> _Exercise_: Transcribe the records below exactly as they appear, omitting any pictures.

── Information supplied

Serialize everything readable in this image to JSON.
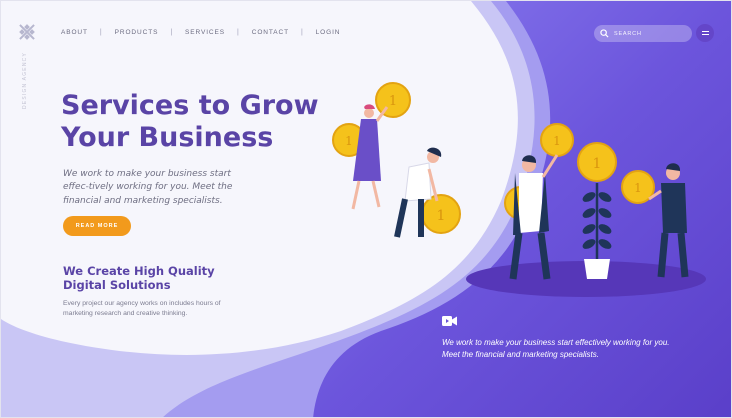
{
  "brand": {
    "tagline": "DESIGN AGENCY",
    "logo_icon": "snowflake-logo-icon"
  },
  "nav": {
    "items": [
      "ABOUT",
      "PRODUCTS",
      "SERVICES",
      "CONTACT",
      "LOGIN"
    ],
    "separator": "|"
  },
  "search": {
    "placeholder": "SEARCH",
    "icon": "search-icon"
  },
  "menu": {
    "icon": "hamburger-icon"
  },
  "hero": {
    "headline_line1": "Services to Grow",
    "headline_line2": "Your Business",
    "lede": "We work to make your business start effec-tively working for you. Meet the financial and marketing specialists.",
    "cta_label": "READ MORE"
  },
  "feature": {
    "title_line1": "We Create High Quality",
    "title_line2": "Digital Solutions",
    "text": "Every project our agency works on includes hours of marketing research and creative thinking."
  },
  "panel": {
    "icon": "video-camera-icon",
    "text_line1": "We work to make your business start effectively working for you.",
    "text_line2": "Meet the financial and marketing specialists."
  },
  "illustration": {
    "coin_label": "1"
  },
  "colors": {
    "accent": "#5a44a6",
    "panel_purple": "#6a54d6",
    "button_orange": "#f29a1c",
    "coin_gold": "#f5c21b"
  }
}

────

> _Correct result_:
Serialize everything readable in this image to JSON.
{
  "brand": {
    "tagline": "DESIGN AGENCY",
    "logo_icon": "snowflake-logo-icon"
  },
  "nav": {
    "items": [
      "ABOUT",
      "PRODUCTS",
      "SERVICES",
      "CONTACT",
      "LOGIN"
    ],
    "separator": "|"
  },
  "search": {
    "placeholder": "SEARCH",
    "icon": "search-icon"
  },
  "menu": {
    "icon": "hamburger-icon"
  },
  "hero": {
    "headline_line1": "Services to Grow",
    "headline_line2": "Your Business",
    "lede": "We work to make your business start effec-tively working for you. Meet the financial and marketing specialists.",
    "cta_label": "READ MORE"
  },
  "feature": {
    "title_line1": "We Create High Quality",
    "title_line2": "Digital Solutions",
    "text": "Every project our agency works on includes hours of marketing research and creative thinking."
  },
  "panel": {
    "icon": "video-camera-icon",
    "text_line1": "We work to make your business start effectively working for you.",
    "text_line2": "Meet the financial and marketing specialists."
  },
  "illustration": {
    "coin_label": "1"
  },
  "colors": {
    "accent": "#5a44a6",
    "panel_purple": "#6a54d6",
    "button_orange": "#f29a1c",
    "coin_gold": "#f5c21b"
  }
}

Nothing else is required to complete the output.